*GIVEN PROBLEM*
Skip the pictures and extract all of the lines exactly as written.

*EXTRACTED RECORDS*
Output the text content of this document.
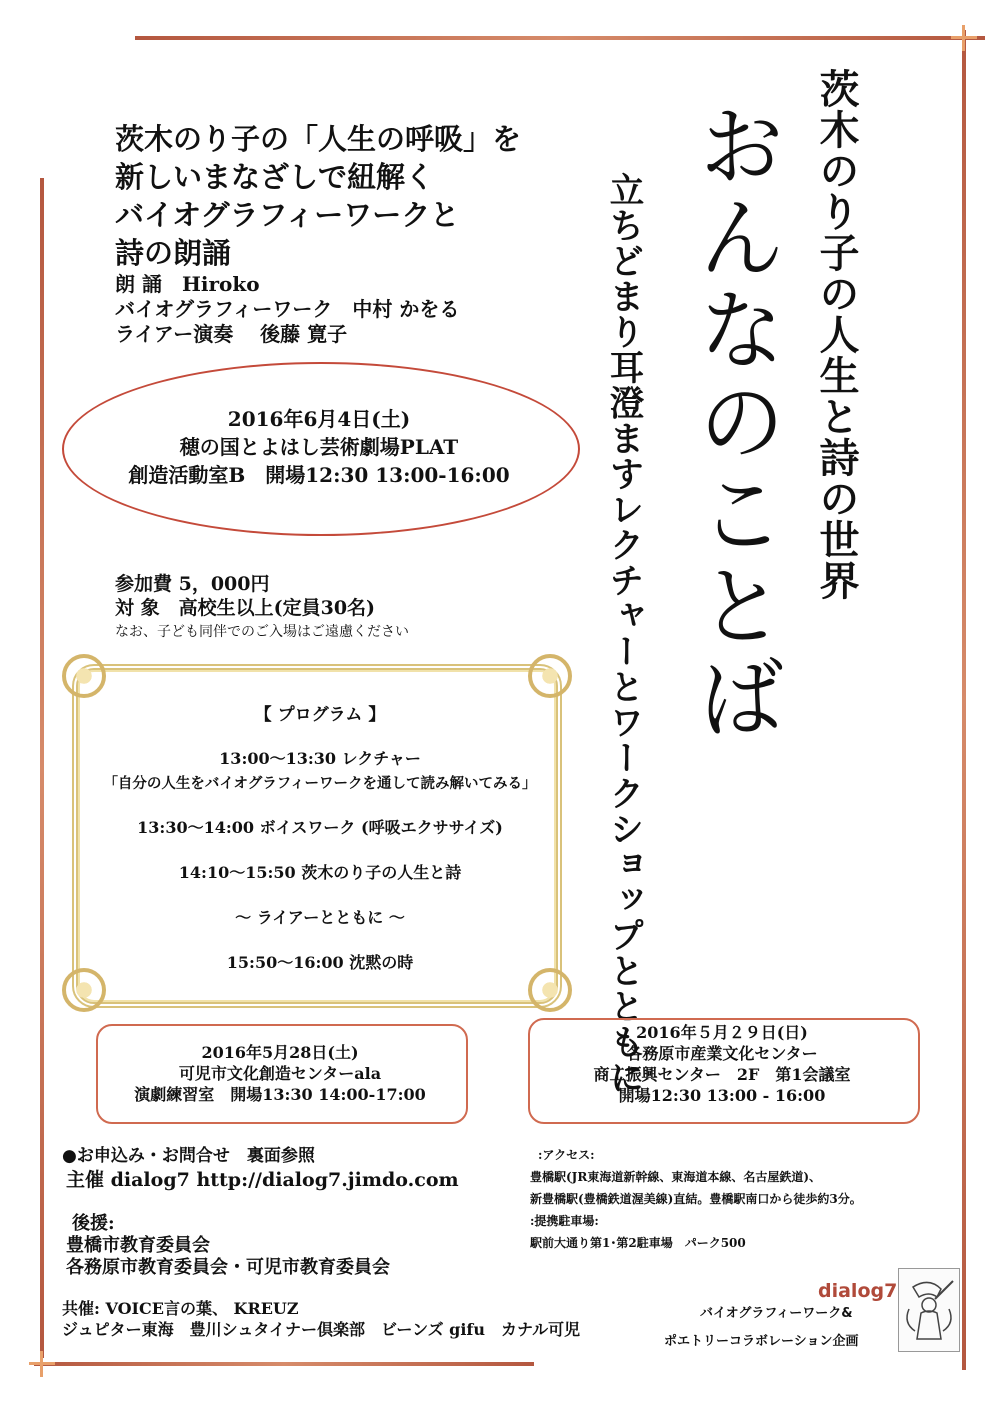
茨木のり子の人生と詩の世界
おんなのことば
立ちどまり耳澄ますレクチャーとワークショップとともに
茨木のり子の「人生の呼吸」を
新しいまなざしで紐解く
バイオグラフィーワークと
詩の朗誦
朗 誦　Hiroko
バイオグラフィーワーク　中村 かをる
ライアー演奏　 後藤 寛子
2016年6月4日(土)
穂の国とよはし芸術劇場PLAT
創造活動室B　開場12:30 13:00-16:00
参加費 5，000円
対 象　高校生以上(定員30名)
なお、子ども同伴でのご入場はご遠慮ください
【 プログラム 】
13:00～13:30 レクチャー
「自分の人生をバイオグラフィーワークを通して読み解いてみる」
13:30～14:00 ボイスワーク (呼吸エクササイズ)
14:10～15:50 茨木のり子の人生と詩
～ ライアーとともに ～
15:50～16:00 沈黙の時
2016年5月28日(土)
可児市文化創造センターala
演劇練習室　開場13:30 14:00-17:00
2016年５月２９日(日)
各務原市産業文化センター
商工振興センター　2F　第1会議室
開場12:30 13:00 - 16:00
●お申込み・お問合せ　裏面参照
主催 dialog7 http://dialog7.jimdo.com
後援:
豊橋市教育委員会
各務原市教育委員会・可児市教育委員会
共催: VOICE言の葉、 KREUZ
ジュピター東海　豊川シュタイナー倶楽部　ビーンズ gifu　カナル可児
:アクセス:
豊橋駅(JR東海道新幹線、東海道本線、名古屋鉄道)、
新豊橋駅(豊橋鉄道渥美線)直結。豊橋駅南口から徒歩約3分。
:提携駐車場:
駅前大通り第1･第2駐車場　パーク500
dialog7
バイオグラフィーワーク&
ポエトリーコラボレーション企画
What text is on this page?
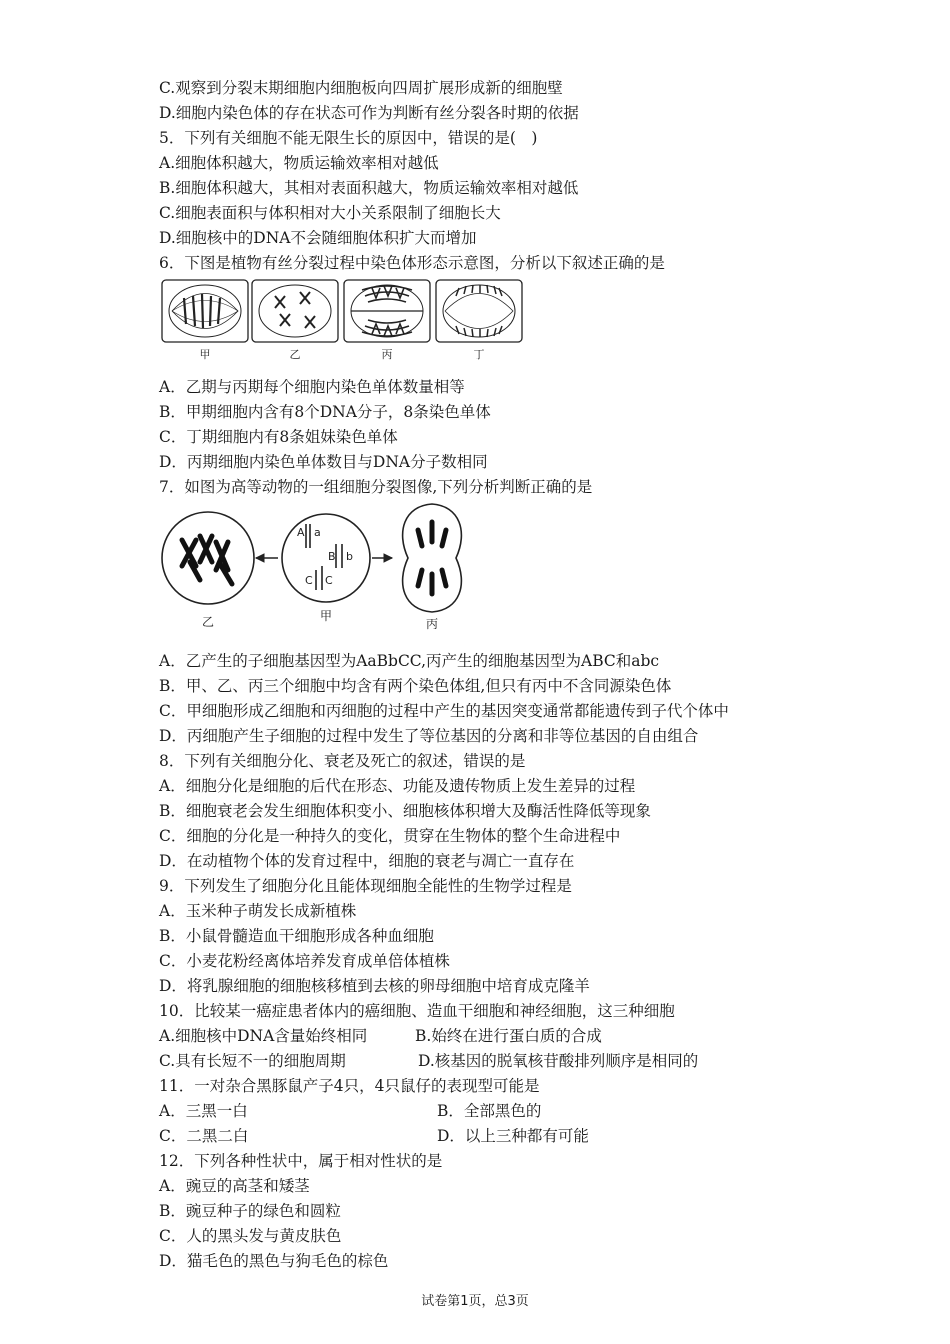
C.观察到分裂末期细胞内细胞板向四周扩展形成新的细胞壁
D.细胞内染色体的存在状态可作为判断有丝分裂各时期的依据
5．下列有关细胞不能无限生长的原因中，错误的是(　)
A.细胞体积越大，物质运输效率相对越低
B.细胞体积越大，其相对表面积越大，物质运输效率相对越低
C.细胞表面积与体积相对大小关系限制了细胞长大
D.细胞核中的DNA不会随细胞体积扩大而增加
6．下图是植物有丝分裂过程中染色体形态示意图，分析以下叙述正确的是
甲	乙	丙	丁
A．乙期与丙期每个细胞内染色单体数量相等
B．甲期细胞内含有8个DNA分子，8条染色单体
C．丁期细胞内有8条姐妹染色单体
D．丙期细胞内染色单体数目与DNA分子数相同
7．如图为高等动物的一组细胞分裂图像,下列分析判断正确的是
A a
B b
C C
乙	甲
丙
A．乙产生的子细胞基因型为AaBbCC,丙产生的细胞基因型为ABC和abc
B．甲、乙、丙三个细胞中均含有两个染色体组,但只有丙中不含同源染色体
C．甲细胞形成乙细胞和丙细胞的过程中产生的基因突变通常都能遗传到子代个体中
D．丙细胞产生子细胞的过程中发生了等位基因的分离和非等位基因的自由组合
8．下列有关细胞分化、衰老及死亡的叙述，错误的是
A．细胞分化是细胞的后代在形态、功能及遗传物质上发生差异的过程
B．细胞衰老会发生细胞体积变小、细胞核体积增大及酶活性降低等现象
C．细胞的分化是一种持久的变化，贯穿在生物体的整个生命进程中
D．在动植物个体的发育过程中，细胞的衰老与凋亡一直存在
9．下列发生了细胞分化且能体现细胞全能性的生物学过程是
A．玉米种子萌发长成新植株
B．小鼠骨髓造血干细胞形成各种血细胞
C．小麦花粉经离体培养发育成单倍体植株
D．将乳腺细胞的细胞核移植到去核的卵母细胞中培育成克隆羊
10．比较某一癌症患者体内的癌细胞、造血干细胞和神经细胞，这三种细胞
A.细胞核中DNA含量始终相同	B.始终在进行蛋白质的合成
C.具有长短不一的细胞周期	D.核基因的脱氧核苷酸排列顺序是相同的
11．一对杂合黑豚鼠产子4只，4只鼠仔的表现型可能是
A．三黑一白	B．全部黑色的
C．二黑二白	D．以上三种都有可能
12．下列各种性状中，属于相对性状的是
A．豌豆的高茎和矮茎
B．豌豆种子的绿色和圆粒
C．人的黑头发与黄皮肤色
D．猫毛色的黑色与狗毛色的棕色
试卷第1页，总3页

*SOLUTION TO THIS TASK*
Output the text content of this document.
茨木のり子の人生と詩の世界
おんなのことば
立ちどまり耳澄ますレクチャーとワークショップとともに
茨木のり子の「人生の呼吸」を
新しいまなざしで紐解く
バイオグラフィーワークと
詩の朗誦
朗 誦　Hiroko
バイオグラフィーワーク　中村 かをる
ライアー演奏　 後藤 寛子
2016年6月4日(土)
穂の国とよはし芸術劇場PLAT
創造活動室B　開場12:30 13:00-16:00
参加費 5，000円
対 象　高校生以上(定員30名)
なお、子ども同伴でのご入場はご遠慮ください
【 プログラム 】
13:00～13:30 レクチャー
「自分の人生をバイオグラフィーワークを通して読み解いてみる」
13:30～14:00 ボイスワーク (呼吸エクササイズ)
14:10～15:50 茨木のり子の人生と詩
～ ライアーとともに ～
15:50～16:00 沈黙の時
2016年5月28日(土)
可児市文化創造センターala
演劇練習室　開場13:30 14:00-17:00
2016年５月２９日(日)
各務原市産業文化センター
商工振興センター　2F　第1会議室
開場12:30 13:00 - 16:00
●お申込み・お問合せ　裏面参照
主催 dialog7 http://dialog7.jimdo.com
後援:
豊橋市教育委員会
各務原市教育委員会・可児市教育委員会
共催: VOICE言の葉、 KREUZ
ジュピター東海　豊川シュタイナー倶楽部　ビーンズ gifu　カナル可児
:アクセス:
豊橋駅(JR東海道新幹線、東海道本線、名古屋鉄道)、
新豊橋駅(豊橋鉄道渥美線)直結。豊橋駅南口から徒歩約3分。
:提携駐車場:
駅前大通り第1･第2駐車場　パーク500
dialog7
バイオグラフィーワーク&
ポエトリーコラボレーション企画
What text is on this page?
C.观察到分裂末期细胞内细胞板向四周扩展形成新的细胞壁
D.细胞内染色体的存在状态可作为判断有丝分裂各时期的依据
5．下列有关细胞不能无限生长的原因中，错误的是(　)
A.细胞体积越大，物质运输效率相对越低
B.细胞体积越大，其相对表面积越大，物质运输效率相对越低
C.细胞表面积与体积相对大小关系限制了细胞长大
D.细胞核中的DNA不会随细胞体积扩大而增加
6．下图是植物有丝分裂过程中染色体形态示意图，分析以下叙述正确的是
甲	乙	丙	丁
A．乙期与丙期每个细胞内染色单体数量相等
B．甲期细胞内含有8个DNA分子，8条染色单体
C．丁期细胞内有8条姐妹染色单体
D．丙期细胞内染色单体数目与DNA分子数相同
7．如图为高等动物的一组细胞分裂图像,下列分析判断正确的是
A a
B b
C C
乙	甲
丙
A．乙产生的子细胞基因型为AaBbCC,丙产生的细胞基因型为ABC和abc
B．甲、乙、丙三个细胞中均含有两个染色体组,但只有丙中不含同源染色体
C．甲细胞形成乙细胞和丙细胞的过程中产生的基因突变通常都能遗传到子代个体中
D．丙细胞产生子细胞的过程中发生了等位基因的分离和非等位基因的自由组合
8．下列有关细胞分化、衰老及死亡的叙述，错误的是
A．细胞分化是细胞的后代在形态、功能及遗传物质上发生差异的过程
B．细胞衰老会发生细胞体积变小、细胞核体积增大及酶活性降低等现象
C．细胞的分化是一种持久的变化，贯穿在生物体的整个生命进程中
D．在动植物个体的发育过程中，细胞的衰老与凋亡一直存在
9．下列发生了细胞分化且能体现细胞全能性的生物学过程是
A．玉米种子萌发长成新植株
B．小鼠骨髓造血干细胞形成各种血细胞
C．小麦花粉经离体培养发育成单倍体植株
D．将乳腺细胞的细胞核移植到去核的卵母细胞中培育成克隆羊
10．比较某一癌症患者体内的癌细胞、造血干细胞和神经细胞，这三种细胞
A.细胞核中DNA含量始终相同	B.始终在进行蛋白质的合成
C.具有长短不一的细胞周期	D.核基因的脱氧核苷酸排列顺序是相同的
11．一对杂合黑豚鼠产子4只，4只鼠仔的表现型可能是
A．三黑一白	B．全部黑色的
C．二黑二白	D．以上三种都有可能
12．下列各种性状中，属于相对性状的是
A．豌豆的高茎和矮茎
B．豌豆种子的绿色和圆粒
C．人的黑头发与黄皮肤色
D．猫毛色的黑色与狗毛色的棕色
试卷第1页，总3页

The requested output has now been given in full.